REQUIRED WORK: Omit all images, then return the remaining material exactly as it stands.

--- begin RECORDED DATA ---

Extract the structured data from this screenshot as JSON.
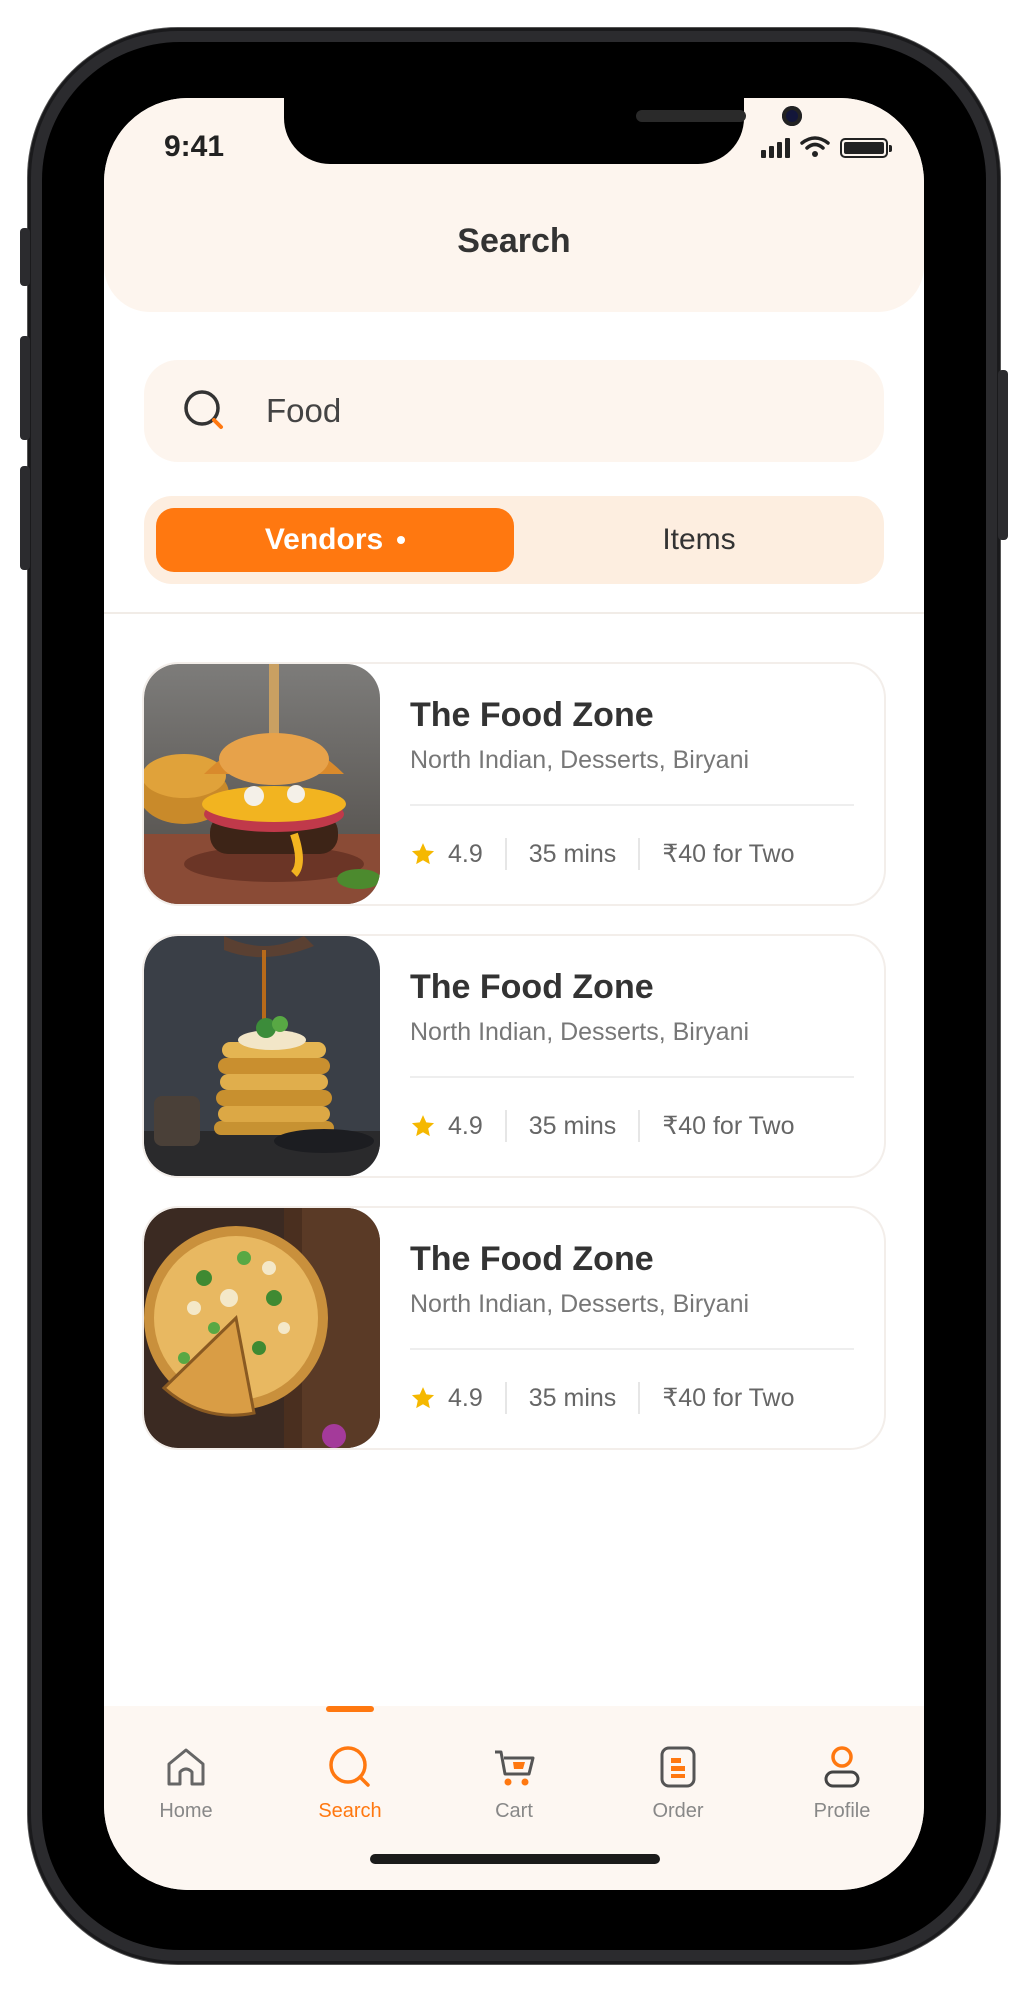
{
  "status_bar": {
    "time": "9:41"
  },
  "header": {
    "title": "Search"
  },
  "search": {
    "value": "Food"
  },
  "segment": {
    "active_label": "Vendors",
    "inactive_label": "Items"
  },
  "results": [
    {
      "name": "The Food Zone",
      "cuisine": "North Indian, Desserts, Biryani",
      "rating": "4.9",
      "time": "35 mins",
      "price": "₹40 for Two"
    },
    {
      "name": "The Food Zone",
      "cuisine": "North Indian, Desserts, Biryani",
      "rating": "4.9",
      "time": "35 mins",
      "price": "₹40 for Two"
    },
    {
      "name": "The Food Zone",
      "cuisine": "North Indian, Desserts, Biryani",
      "rating": "4.9",
      "time": "35 mins",
      "price": "₹40 for Two"
    }
  ],
  "tabbar": {
    "items": [
      {
        "label": "Home",
        "icon": "home-icon"
      },
      {
        "label": "Search",
        "icon": "search-icon",
        "active": true
      },
      {
        "label": "Cart",
        "icon": "cart-icon"
      },
      {
        "label": "Order",
        "icon": "order-icon"
      },
      {
        "label": "Profile",
        "icon": "profile-icon"
      }
    ]
  },
  "colors": {
    "accent": "#ff7810",
    "surface": "#fdf5ee",
    "star": "#f5b800"
  }
}
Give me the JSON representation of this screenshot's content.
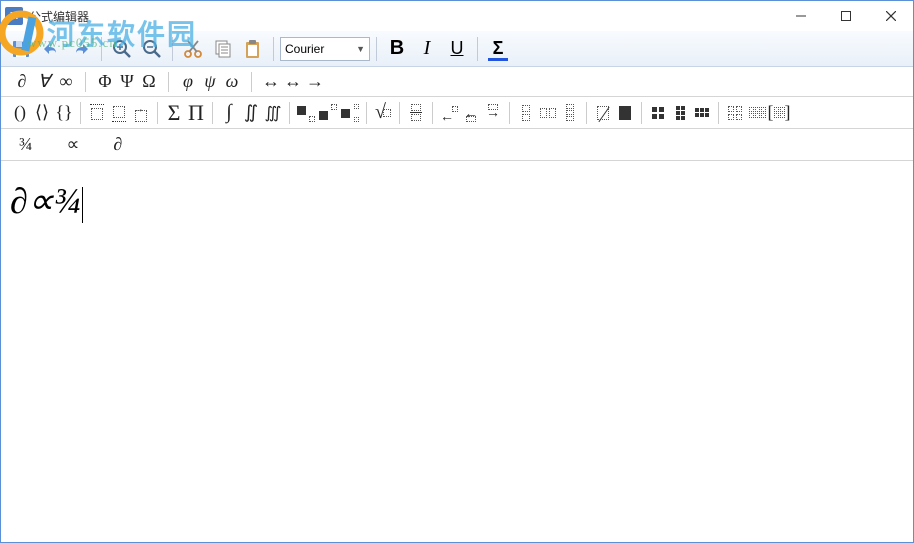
{
  "window": {
    "title": "公式编辑器",
    "app_icon_text": "M"
  },
  "watermark": {
    "main": "河东软件园",
    "sub": "www.pc055.cn"
  },
  "toolbar1": {
    "font_name": "Courier",
    "bold": "B",
    "italic": "I",
    "underline": "U",
    "color": "Σ"
  },
  "symbol_row": {
    "group1": [
      "∂",
      "∀",
      "∞"
    ],
    "group2": [
      "Φ",
      "Ψ",
      "Ω"
    ],
    "group3": [
      "φ",
      "ψ",
      "ω"
    ],
    "group4": [
      "↔",
      "↔",
      "→"
    ]
  },
  "template_row": {
    "brackets": [
      "()",
      "⟨⟩",
      "{}"
    ],
    "big_ops": [
      "Σ",
      "Π"
    ],
    "integrals": [
      "∫",
      "∬",
      "∭"
    ],
    "root": "√"
  },
  "recent_row": [
    "¾",
    "∝",
    "∂"
  ],
  "editor": {
    "content": "∂∝¾"
  }
}
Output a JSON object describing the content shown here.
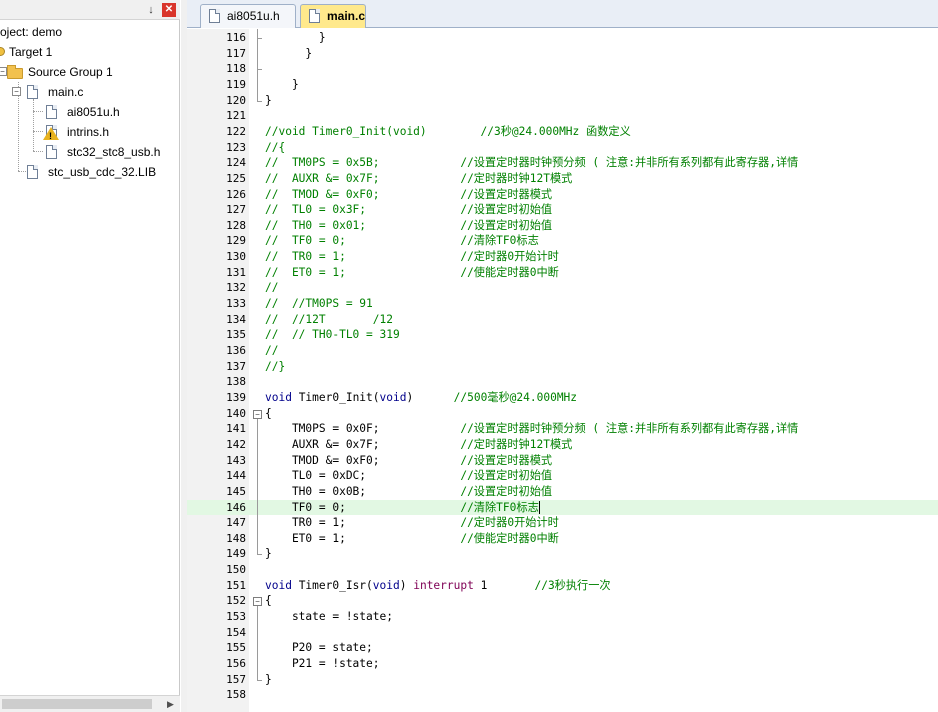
{
  "project_panel": {
    "pin_icon": "pin-icon",
    "close_icon": "close-icon",
    "tree": [
      {
        "label": "oject: demo"
      },
      {
        "label": "Target 1"
      },
      {
        "label": "Source Group 1"
      },
      {
        "label": "main.c"
      },
      {
        "label": "ai8051u.h"
      },
      {
        "label": "intrins.h"
      },
      {
        "label": "stc32_stc8_usb.h"
      },
      {
        "label": "stc_usb_cdc_32.LIB"
      }
    ]
  },
  "tabs": [
    {
      "label": "ai8051u.h",
      "active": false
    },
    {
      "label": "main.c",
      "active": true
    }
  ],
  "colors": {
    "comment": "#008000",
    "keyword": "#00008b",
    "interrupt_keyword": "#7f0055",
    "current_line": "#e2f8e3",
    "active_tab": "#ffe98c"
  },
  "editor": {
    "current_line_number": "146",
    "lines": [
      {
        "n": "116",
        "t": "        }"
      },
      {
        "n": "117",
        "t": "      }"
      },
      {
        "n": "118",
        "t": ""
      },
      {
        "n": "119",
        "t": "    }"
      },
      {
        "n": "120",
        "t": "}"
      },
      {
        "n": "121",
        "t": ""
      },
      {
        "n": "122",
        "t": "//void Timer0_Init(void)        //3秒@24.000MHz 函数定义"
      },
      {
        "n": "123",
        "t": "//{"
      },
      {
        "n": "124",
        "t": "//  TM0PS = 0x5B;            //设置定时器时钟预分频 ( 注意:并非所有系列都有此寄存器,详情"
      },
      {
        "n": "125",
        "t": "//  AUXR &= 0x7F;            //定时器时钟12T模式"
      },
      {
        "n": "126",
        "t": "//  TMOD &= 0xF0;            //设置定时器模式"
      },
      {
        "n": "127",
        "t": "//  TL0 = 0x3F;              //设置定时初始值"
      },
      {
        "n": "128",
        "t": "//  TH0 = 0x01;              //设置定时初始值"
      },
      {
        "n": "129",
        "t": "//  TF0 = 0;                 //清除TF0标志"
      },
      {
        "n": "130",
        "t": "//  TR0 = 1;                 //定时器0开始计时"
      },
      {
        "n": "131",
        "t": "//  ET0 = 1;                 //使能定时器0中断"
      },
      {
        "n": "132",
        "t": "//"
      },
      {
        "n": "133",
        "t": "//  //TM0PS = 91"
      },
      {
        "n": "134",
        "t": "//  //12T       /12"
      },
      {
        "n": "135",
        "t": "//  // TH0-TL0 = 319"
      },
      {
        "n": "136",
        "t": "//"
      },
      {
        "n": "137",
        "t": "//}"
      },
      {
        "n": "138",
        "t": ""
      },
      {
        "n": "139",
        "t": "void Timer0_Init(void)      //500毫秒@24.000MHz"
      },
      {
        "n": "140",
        "t": "{"
      },
      {
        "n": "141",
        "t": "    TM0PS = 0x0F;            //设置定时器时钟预分频 ( 注意:并非所有系列都有此寄存器,详情"
      },
      {
        "n": "142",
        "t": "    AUXR &= 0x7F;            //定时器时钟12T模式"
      },
      {
        "n": "143",
        "t": "    TMOD &= 0xF0;            //设置定时器模式"
      },
      {
        "n": "144",
        "t": "    TL0 = 0xDC;              //设置定时初始值"
      },
      {
        "n": "145",
        "t": "    TH0 = 0x0B;              //设置定时初始值"
      },
      {
        "n": "146",
        "t": "    TF0 = 0;                 //清除TF0标志"
      },
      {
        "n": "147",
        "t": "    TR0 = 1;                 //定时器0开始计时"
      },
      {
        "n": "148",
        "t": "    ET0 = 1;                 //使能定时器0中断"
      },
      {
        "n": "149",
        "t": "}"
      },
      {
        "n": "150",
        "t": ""
      },
      {
        "n": "151",
        "t": "void Timer0_Isr(void) interrupt 1       //3秒执行一次"
      },
      {
        "n": "152",
        "t": "{"
      },
      {
        "n": "153",
        "t": "    state = !state;"
      },
      {
        "n": "154",
        "t": ""
      },
      {
        "n": "155",
        "t": "    P20 = state;"
      },
      {
        "n": "156",
        "t": "    P21 = !state;"
      },
      {
        "n": "157",
        "t": "}"
      },
      {
        "n": "158",
        "t": ""
      }
    ]
  }
}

--- end RECORDED DATA ---

THE ANSWER:
Extract the structured data from this screenshot as JSON.
{
  "status_bar": {
    "time": "9:41"
  },
  "header": {
    "title": "Search"
  },
  "search": {
    "value": "Food"
  },
  "segment": {
    "active_label": "Vendors",
    "inactive_label": "Items"
  },
  "results": [
    {
      "name": "The Food Zone",
      "cuisine": "North Indian, Desserts, Biryani",
      "rating": "4.9",
      "time": "35 mins",
      "price": "₹40 for Two"
    },
    {
      "name": "The Food Zone",
      "cuisine": "North Indian, Desserts, Biryani",
      "rating": "4.9",
      "time": "35 mins",
      "price": "₹40 for Two"
    },
    {
      "name": "The Food Zone",
      "cuisine": "North Indian, Desserts, Biryani",
      "rating": "4.9",
      "time": "35 mins",
      "price": "₹40 for Two"
    }
  ],
  "tabbar": {
    "items": [
      {
        "label": "Home",
        "icon": "home-icon"
      },
      {
        "label": "Search",
        "icon": "search-icon",
        "active": true
      },
      {
        "label": "Cart",
        "icon": "cart-icon"
      },
      {
        "label": "Order",
        "icon": "order-icon"
      },
      {
        "label": "Profile",
        "icon": "profile-icon"
      }
    ]
  },
  "colors": {
    "accent": "#ff7810",
    "surface": "#fdf5ee",
    "star": "#f5b800"
  }
}
Give me the JSON representation of this screenshot's content.
{
  "window": {
    "title": "公式编辑器",
    "app_icon_text": "M"
  },
  "watermark": {
    "main": "河东软件园",
    "sub": "www.pc055.cn"
  },
  "toolbar1": {
    "font_name": "Courier",
    "bold": "B",
    "italic": "I",
    "underline": "U",
    "color": "Σ"
  },
  "symbol_row": {
    "group1": [
      "∂",
      "∀",
      "∞"
    ],
    "group2": [
      "Φ",
      "Ψ",
      "Ω"
    ],
    "group3": [
      "φ",
      "ψ",
      "ω"
    ],
    "group4": [
      "↔",
      "↔",
      "→"
    ]
  },
  "template_row": {
    "brackets": [
      "()",
      "⟨⟩",
      "{}"
    ],
    "big_ops": [
      "Σ",
      "Π"
    ],
    "integrals": [
      "∫",
      "∬",
      "∭"
    ],
    "root": "√"
  },
  "recent_row": [
    "¾",
    "∝",
    "∂"
  ],
  "editor": {
    "content": "∂∝¾"
  }
}
Output a JSON object describing the content shown here.
{
  "project_panel": {
    "pin_icon": "pin-icon",
    "close_icon": "close-icon",
    "tree": [
      {
        "label": "oject: demo"
      },
      {
        "label": "Target 1"
      },
      {
        "label": "Source Group 1"
      },
      {
        "label": "main.c"
      },
      {
        "label": "ai8051u.h"
      },
      {
        "label": "intrins.h"
      },
      {
        "label": "stc32_stc8_usb.h"
      },
      {
        "label": "stc_usb_cdc_32.LIB"
      }
    ]
  },
  "tabs": [
    {
      "label": "ai8051u.h",
      "active": false
    },
    {
      "label": "main.c",
      "active": true
    }
  ],
  "colors": {
    "comment": "#008000",
    "keyword": "#00008b",
    "interrupt_keyword": "#7f0055",
    "current_line": "#e2f8e3",
    "active_tab": "#ffe98c"
  },
  "editor": {
    "current_line_number": "146",
    "lines": [
      {
        "n": "116",
        "t": "        }"
      },
      {
        "n": "117",
        "t": "      }"
      },
      {
        "n": "118",
        "t": ""
      },
      {
        "n": "119",
        "t": "    }"
      },
      {
        "n": "120",
        "t": "}"
      },
      {
        "n": "121",
        "t": ""
      },
      {
        "n": "122",
        "t": "//void Timer0_Init(void)        //3秒@24.000MHz 函数定义"
      },
      {
        "n": "123",
        "t": "//{"
      },
      {
        "n": "124",
        "t": "//  TM0PS = 0x5B;            //设置定时器时钟预分频 ( 注意:并非所有系列都有此寄存器,详情"
      },
      {
        "n": "125",
        "t": "//  AUXR &= 0x7F;            //定时器时钟12T模式"
      },
      {
        "n": "126",
        "t": "//  TMOD &= 0xF0;            //设置定时器模式"
      },
      {
        "n": "127",
        "t": "//  TL0 = 0x3F;              //设置定时初始值"
      },
      {
        "n": "128",
        "t": "//  TH0 = 0x01;              //设置定时初始值"
      },
      {
        "n": "129",
        "t": "//  TF0 = 0;                 //清除TF0标志"
      },
      {
        "n": "130",
        "t": "//  TR0 = 1;                 //定时器0开始计时"
      },
      {
        "n": "131",
        "t": "//  ET0 = 1;                 //使能定时器0中断"
      },
      {
        "n": "132",
        "t": "//"
      },
      {
        "n": "133",
        "t": "//  //TM0PS = 91"
      },
      {
        "n": "134",
        "t": "//  //12T       /12"
      },
      {
        "n": "135",
        "t": "//  // TH0-TL0 = 319"
      },
      {
        "n": "136",
        "t": "//"
      },
      {
        "n": "137",
        "t": "//}"
      },
      {
        "n": "138",
        "t": ""
      },
      {
        "n": "139",
        "t": "void Timer0_Init(void)      //500毫秒@24.000MHz"
      },
      {
        "n": "140",
        "t": "{"
      },
      {
        "n": "141",
        "t": "    TM0PS = 0x0F;            //设置定时器时钟预分频 ( 注意:并非所有系列都有此寄存器,详情"
      },
      {
        "n": "142",
        "t": "    AUXR &= 0x7F;            //定时器时钟12T模式"
      },
      {
        "n": "143",
        "t": "    TMOD &= 0xF0;            //设置定时器模式"
      },
      {
        "n": "144",
        "t": "    TL0 = 0xDC;              //设置定时初始值"
      },
      {
        "n": "145",
        "t": "    TH0 = 0x0B;              //设置定时初始值"
      },
      {
        "n": "146",
        "t": "    TF0 = 0;                 //清除TF0标志"
      },
      {
        "n": "147",
        "t": "    TR0 = 1;                 //定时器0开始计时"
      },
      {
        "n": "148",
        "t": "    ET0 = 1;                 //使能定时器0中断"
      },
      {
        "n": "149",
        "t": "}"
      },
      {
        "n": "150",
        "t": ""
      },
      {
        "n": "151",
        "t": "void Timer0_Isr(void) interrupt 1       //3秒执行一次"
      },
      {
        "n": "152",
        "t": "{"
      },
      {
        "n": "153",
        "t": "    state = !state;"
      },
      {
        "n": "154",
        "t": ""
      },
      {
        "n": "155",
        "t": "    P20 = state;"
      },
      {
        "n": "156",
        "t": "    P21 = !state;"
      },
      {
        "n": "157",
        "t": "}"
      },
      {
        "n": "158",
        "t": ""
      }
    ]
  }
}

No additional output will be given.